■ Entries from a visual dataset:
──────

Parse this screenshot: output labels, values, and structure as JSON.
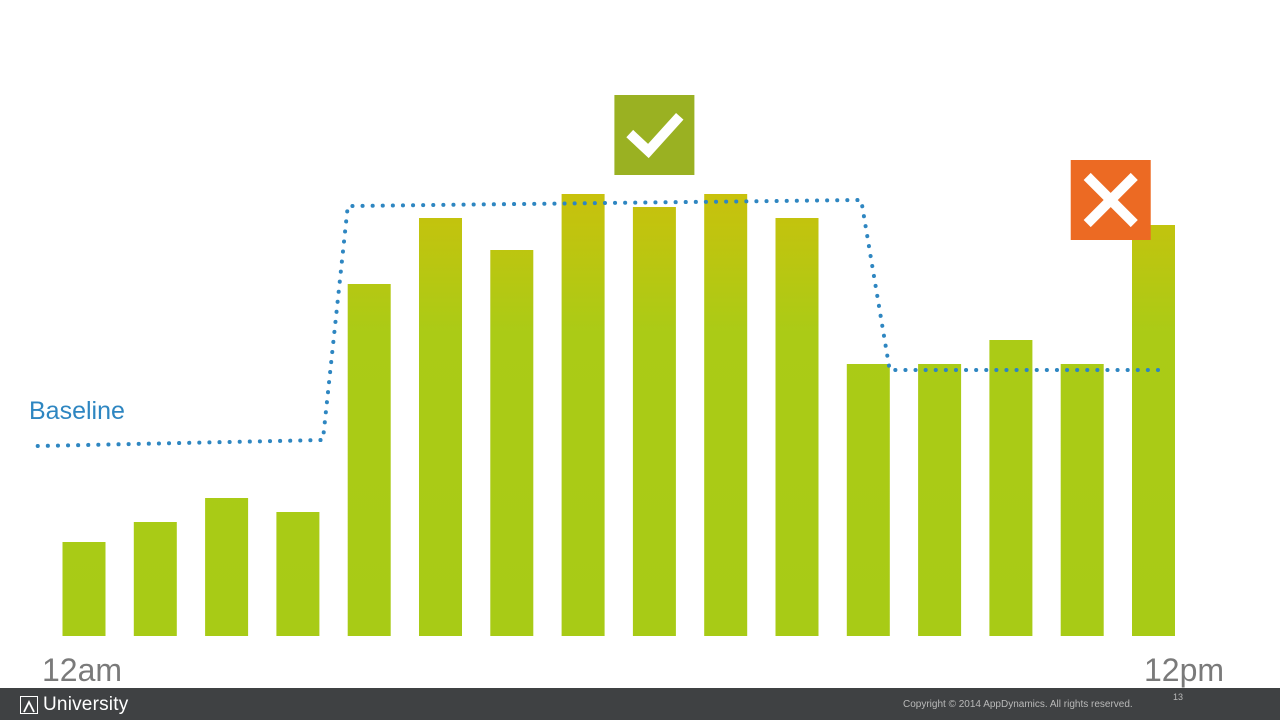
{
  "chart_data": {
    "type": "bar",
    "categories": [
      "",
      "",
      "",
      "",
      "",
      "",
      "",
      "",
      "",
      "",
      "",
      "",
      "",
      "",
      "",
      ""
    ],
    "values": [
      94,
      114,
      138,
      124,
      352,
      418,
      386,
      442,
      429,
      442,
      418,
      272,
      272,
      296,
      272,
      411
    ],
    "ylim": [
      0,
      460
    ],
    "grid": false,
    "x_start_label": "12am",
    "x_end_label": "12pm",
    "baseline": {
      "label": "Baseline",
      "points": [
        [
          -0.65,
          190
        ],
        [
          3.35,
          196
        ],
        [
          3.7,
          430
        ],
        [
          10.9,
          436
        ],
        [
          11.3,
          266
        ],
        [
          15.2,
          266
        ]
      ]
    },
    "markers": [
      {
        "type": "check",
        "at_bar": 8,
        "icon": "check-icon"
      },
      {
        "type": "cross",
        "at_bar": 14.4,
        "icon": "close-icon"
      }
    ],
    "colors": {
      "bar_bottom": "#a8cb16",
      "bar_top_tall": "#c9c10c",
      "baseline": "#2e86c1",
      "check_box": "#9ab122",
      "cross_box": "#ec6a23"
    }
  },
  "footer": {
    "brand": "University",
    "copyright": "Copyright © 2014 AppDynamics. All rights reserved.",
    "page_number": "13"
  }
}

──────

■ What you should do: Repeat the listing in full and exactly. Do not include any images.

■ Result for this exercise:
Parse this screenshot: output labels, values, and structure as JSON.
{
  "chart_data": {
    "type": "bar",
    "categories": [
      "",
      "",
      "",
      "",
      "",
      "",
      "",
      "",
      "",
      "",
      "",
      "",
      "",
      "",
      "",
      ""
    ],
    "values": [
      94,
      114,
      138,
      124,
      352,
      418,
      386,
      442,
      429,
      442,
      418,
      272,
      272,
      296,
      272,
      411
    ],
    "ylim": [
      0,
      460
    ],
    "grid": false,
    "x_start_label": "12am",
    "x_end_label": "12pm",
    "baseline": {
      "label": "Baseline",
      "points": [
        [
          -0.65,
          190
        ],
        [
          3.35,
          196
        ],
        [
          3.7,
          430
        ],
        [
          10.9,
          436
        ],
        [
          11.3,
          266
        ],
        [
          15.2,
          266
        ]
      ]
    },
    "markers": [
      {
        "type": "check",
        "at_bar": 8,
        "icon": "check-icon"
      },
      {
        "type": "cross",
        "at_bar": 14.4,
        "icon": "close-icon"
      }
    ],
    "colors": {
      "bar_bottom": "#a8cb16",
      "bar_top_tall": "#c9c10c",
      "baseline": "#2e86c1",
      "check_box": "#9ab122",
      "cross_box": "#ec6a23"
    }
  },
  "footer": {
    "brand": "University",
    "copyright": "Copyright © 2014 AppDynamics. All rights reserved.",
    "page_number": "13"
  }
}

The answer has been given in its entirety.